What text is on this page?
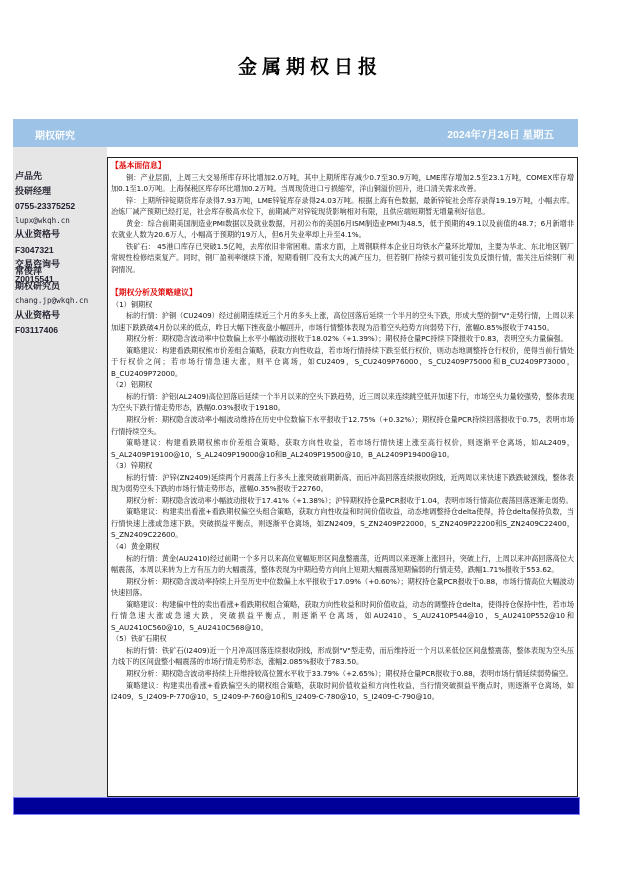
金属期权日报
期权研究	2024年7月26日 星期五
卢品先
投研经理
0755-23375252
lupx@wkqh.cn
从业资格号
F3047321
交易咨询号
Z0015541
常俊萍
期权研究员
chang.jp@wkqh.cn
从业资格号
F03117406
【基本面信息】
铜：产业层面，上周三大交易所库存环比增加2.0万吨，其中上期所库存减少0.7至30.9万吨，LME库存增加2.5至23.1万吨，COMEX库存增加0.1至1.0万吨。上海保税区库存环比增加0.2万吨。当周现货进口亏损缩窄，洋山铜溢价回升，进口清关需求改善。
锌：上期所锌锭期货库存录得7.93万吨，LME锌锭库存录得24.03万吨。根据上海有色数据，最新锌锭社会库存录得19.19万吨，小幅去库。冶炼厂减产预期已经打足，社会库存极高水位下，前期减产对锌锭现货影响相对有限，且供应端短期暂无增量利好信息。
黄金：综合前期美国制造业PMI数据以及就业数据，月初公布的美国6月ISM制造业PMI为48.5，低于预期的49.1以及前值的48.7；6月新增非农就业人数为20.6万人，小幅高于预期的19万人，但6月失业率却上升至4.1%。
铁矿石： 45港口库存已突破1.5亿吨，去库依旧非常困难。需求方面，上周钢联样本企业日均铁水产量环比增加，主要为华北、东北地区钢厂常规性检修结束复产。同时，钢厂盈利率继续下滑，短期看钢厂没有太大的减产压力，但若钢厂持续亏损可能引发负反馈行情，需关注后续钢厂利润情况。
【期权分析及策略建议】
（1）铜期权
标的行情：沪铜（CU2409）经过前期连续近三个月的多头上涨，高位回落后延续一个半月的空头下跌，形成大型的倒"V"走势行情，上周以来加速下跌跌破4月份以来的低点，昨日大幅下挫夜盘小幅回升，市场行情整体表现为沿着空头趋势方向弱势下行，涨幅0.85%报收于74150。
期权分析：期权隐含波动率中位数偏上水平小幅波动报收于18.02%（+1.39%）；期权持仓量PC持续下降报收于0.83，表明空头力量偏强。
策略建议：构建看跌期权熊市价差组合策略，获取方向性收益，若市场行情持续下跌至低行权价，则动态地调整持仓行权价，使得当前行情处于行权价之间；若市场行情急速大涨，则平仓离场，如CU2409，S_CU2409P76000，S_CU2409P75000和B_CU2409P73000，B_CU2409P72000。
（2）铝期权
标的行情：沪铝(AL2409)高位回落后延续一个半月以来的空头下跌趋势，近三周以来连续跳空低开加速下行，市场空头力量较强势，整体表现为空头下跌行情走势形态，跌幅0.03%报收于19180。
期权分析：期权隐含波动率小幅波动维持在历史中位数偏下水平报收于12.75%（+0.32%）；期权持仓量PCR持续回落报收于0.75，表明市场行情持续空头。
策略建议：构建看跌期权熊市价差组合策略，获取方向性收益，若市场行情快速上涨至高行权价，则逐渐平仓离场，如AL2409，S_AL2409P19100@10，S_AL2409P19000@10和B_AL2409P19500@10，B_AL2409P19400@10。
（3）锌期权
标的行情：沪锌(ZN2409)延续两个月震荡上行多头上涨突破前期新高，而后冲高回落连续报收阴线，近两周以来快速下跌跌破颈线，整体表现为弱势空头下跌的市场行情走势形态，涨幅0.35%报收于22760。
期权分析：期权隐含波动率小幅波动报收于17.41%（+1.38%）；沪锌期权持仓量PCR报收于1.04，表明市场行情高位震荡回落逐渐走弱势。
策略建议：构建卖出看涨+看跌期权偏空头组合策略，获取方向性收益和时间价值收益，动态地调整持仓delta使得，持仓delta保持负数，当行情快速上涨或急速下跌，突破损益平衡点，则逐渐平仓离场，如ZN2409，S_ZN2409P22000，S_ZN2409P22200和S_ZN2409C22400，S_ZN2409C22600。
（4）黄金期权
标的行情：黄金(AU2410)经过前期一个多月以来高位宽幅矩形区间盘整震荡，近两周以来逐渐上涨回升，突破上行，上周以来冲高回落高位大幅震荡，本周以来转为上方有压力的大幅震荡，整体表现为中期趋势方向向上短期大幅震荡短期偏弱的行情走势，跌幅1.71%报收于553.62。
期权分析：期权隐含波动率持续上升至历史中位数偏上水平报收于17.09%（+0.60%）；期权持仓量PCR报收于0.88，市场行情高位大幅波动快速回落。
策略建议：构建偏中性的卖出看涨+看跌期权组合策略，获取方向性收益和时间价值收益，动态的调整持仓delta，使得持仓保持中性，若市场行情急速大涨或急速大跌，突破损益平衡点，则逐渐平仓离场，如AU2410，S_AU2410P544@10，S_AU2410P552@10和S_AU2410C560@10，S_AU2410C568@10。
（5）铁矿石期权
标的行情：铁矿石(I2409)近一个月冲高回落连续报收阴线，形成倒"V"型走势，而后维持近一个月以来低位区间盘整震荡，整体表现为空头压力线下的区间盘整小幅震荡的市场行情走势形态，涨幅2.085%报收于783.50。
期权分析：期权隐含波动率持续上升维持较高位置水平收于33.79%（+2.65%）；期权持仓量PCR报收于0.88，表明市场行情延续弱势偏空。
策略建议：构建卖出看涨+看跌偏空头的期权组合策略，获取时间价值收益和方向性收益，当行情突破损益平衡点时，则逐渐平仓离场，如I2409，S_I2409-P-770@10，S_I2409-P-760@10和S_I2409-C-780@10，S_I2409-C-790@10。
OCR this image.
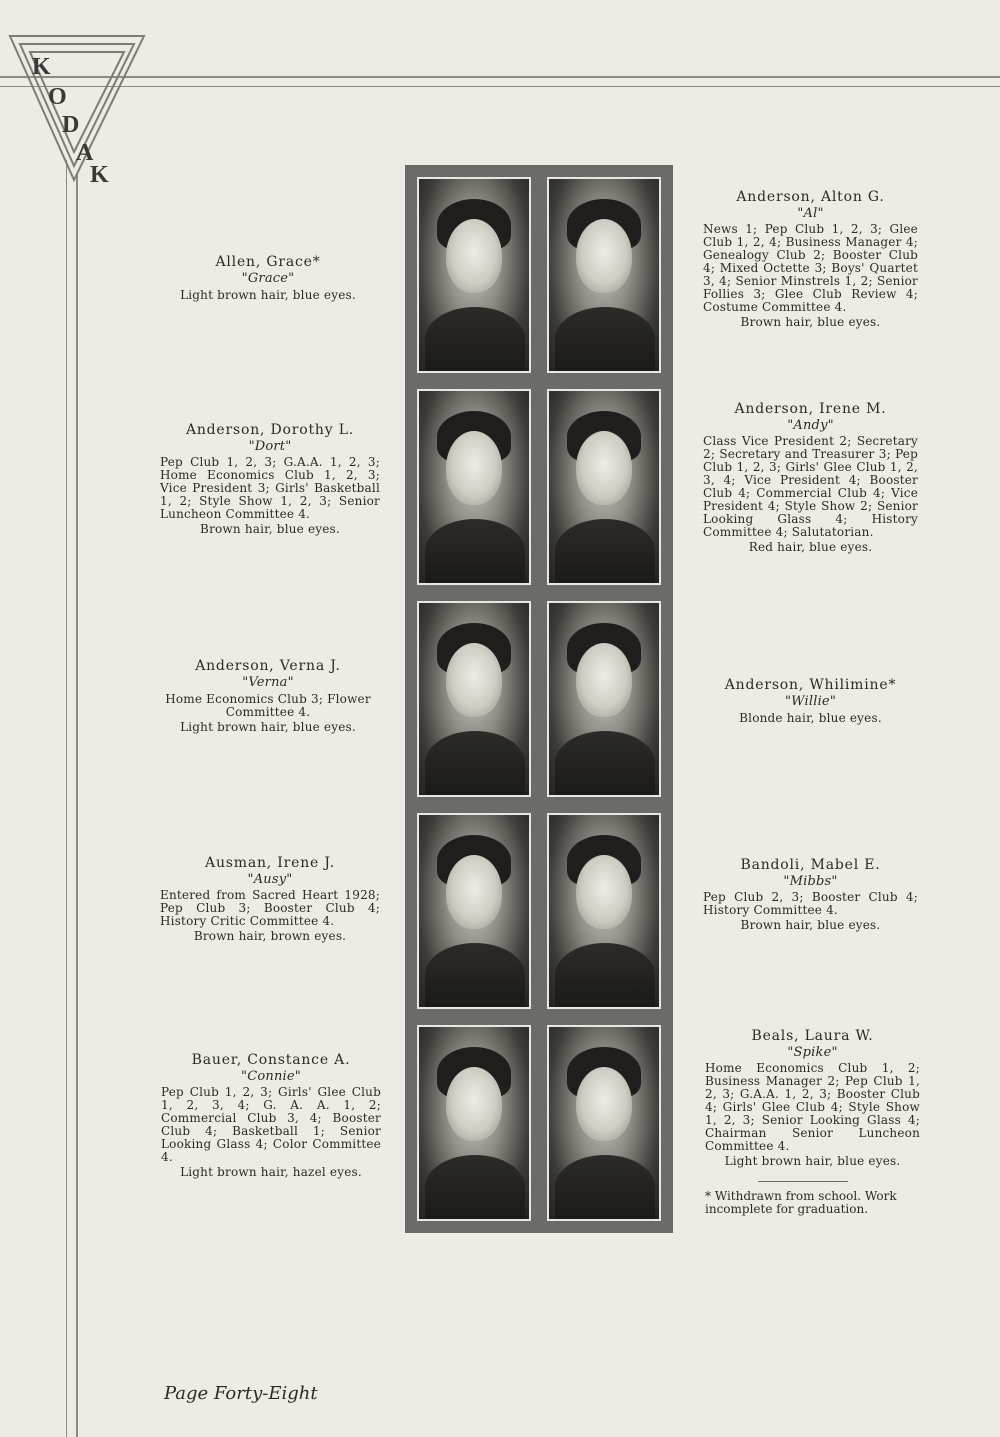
K
O
D
A
K
Allen, Grace*
"Grace"
Light brown hair, blue eyes.
Anderson, Dorothy L.
"Dort"
Pep Club 1, 2, 3; G.A.A. 1, 2, 3; Home Economics Club 1, 2, 3; Vice President 3; Girls' Basketball 1, 2; Style Show 1, 2, 3; Senior Luncheon Committee 4.
Brown hair, blue eyes.
Anderson, Verna J.
"Verna"
Home Economics Club 3; Flower Committee 4.
Light brown hair, blue eyes.
Ausman, Irene J.
"Ausy"
Entered from Sacred Heart 1928; Pep Club 3; Booster Club 4; History Critic Committee 4.
Brown hair, brown eyes.
Bauer, Constance A.
"Connie"
Pep Club 1, 2, 3; Girls' Glee Club 1, 2, 3, 4; G. A. A. 1, 2; Commercial Club 3, 4; Booster Club 4; Basketball 1; Senior Looking Glass 4; Color Committee 4.
Light brown hair, hazel eyes.
Anderson, Alton G.
"Al"
News 1; Pep Club 1, 2, 3; Glee Club 1, 2, 4; Business Manager 4; Genealogy Club 2; Booster Club 4; Mixed Octette 3; Boys' Quartet 3, 4; Senior Minstrels 1, 2; Senior Follies 3; Glee Club Review 4; Costume Committee 4.
Brown hair, blue eyes.
Anderson, Irene M.
"Andy"
Class Vice President 2; Secretary 2; Secretary and Treasurer 3; Pep Club 1, 2, 3; Girls' Glee Club 1, 2, 3, 4; Vice President 4; Booster Club 4; Commercial Club 4; Vice President 4; Style Show 2; Senior Looking Glass 4; History Committee 4; Salutatorian.
Red hair, blue eyes.
Anderson, Whilimine*
"Willie"
Blonde hair, blue eyes.
Bandoli, Mabel E.
"Mibbs"
Pep Club 2, 3; Booster Club 4; History Committee 4.
Brown hair, blue eyes.
Beals, Laura W.
"Spike"
Home Economics Club 1, 2; Business Manager 2; Pep Club 1, 2, 3; G.A.A. 1, 2, 3; Booster Club 4; Girls' Glee Club 4; Style Show 1, 2, 3; Senior Looking Glass 4; Chairman Senior Luncheon Committee 4.
Light brown hair, blue eyes.
* Withdrawn from school. Work incomplete for graduation.
Page Forty-Eight
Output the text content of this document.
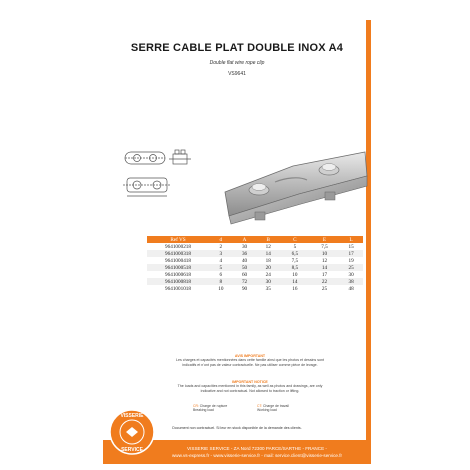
SERRE CABLE PLAT DOUBLE INOX A4
Double flat wire rope clip
VS9641
AVIS IMPORTANT
Les charges et capacités mentionnées dans cette famille ainsi que les photos et dessins sont indicatifs et n'ont pas de valeur contractuelle. Ne pas utiliser comme pièce de levage.
IMPORTANT NOTICE
The loads and capacities mentioned in this family, as well as photos and drawings, are only indicative and not contractual. Not allowed to traction or lifting.
CR: Charge de rupture
Breaking load
CT: Charge de travail
Working load
Document non contractuel. Si leur en stock disponible de la demande des clients.
Ref VS	d	A	B	C	E	L
9641000218	2	30	12	5	7,5	15
9641000318	3	36	14	6,5	10	17
9641000418	4	40	18	7,5	12	19
9641000518	5	50	20	8,5	14	25
9641000618	6	60	24	10	17	30
9641000818	8	72	30	14	22	38
9641001018	10	90	35	16	25	48
VISSERIE SERVICE - ZA Nord 72300 PARCE/SARTHE - FRANCE -
www.vs-express.fr - www.visserie-service.fr - mail: service.client@visserie-service.fr
VISSERIE
SERVICE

····················

Short exercise: Give the count of lines in the listing that hold the word "Luncheon", with no other text.

Full solution: 2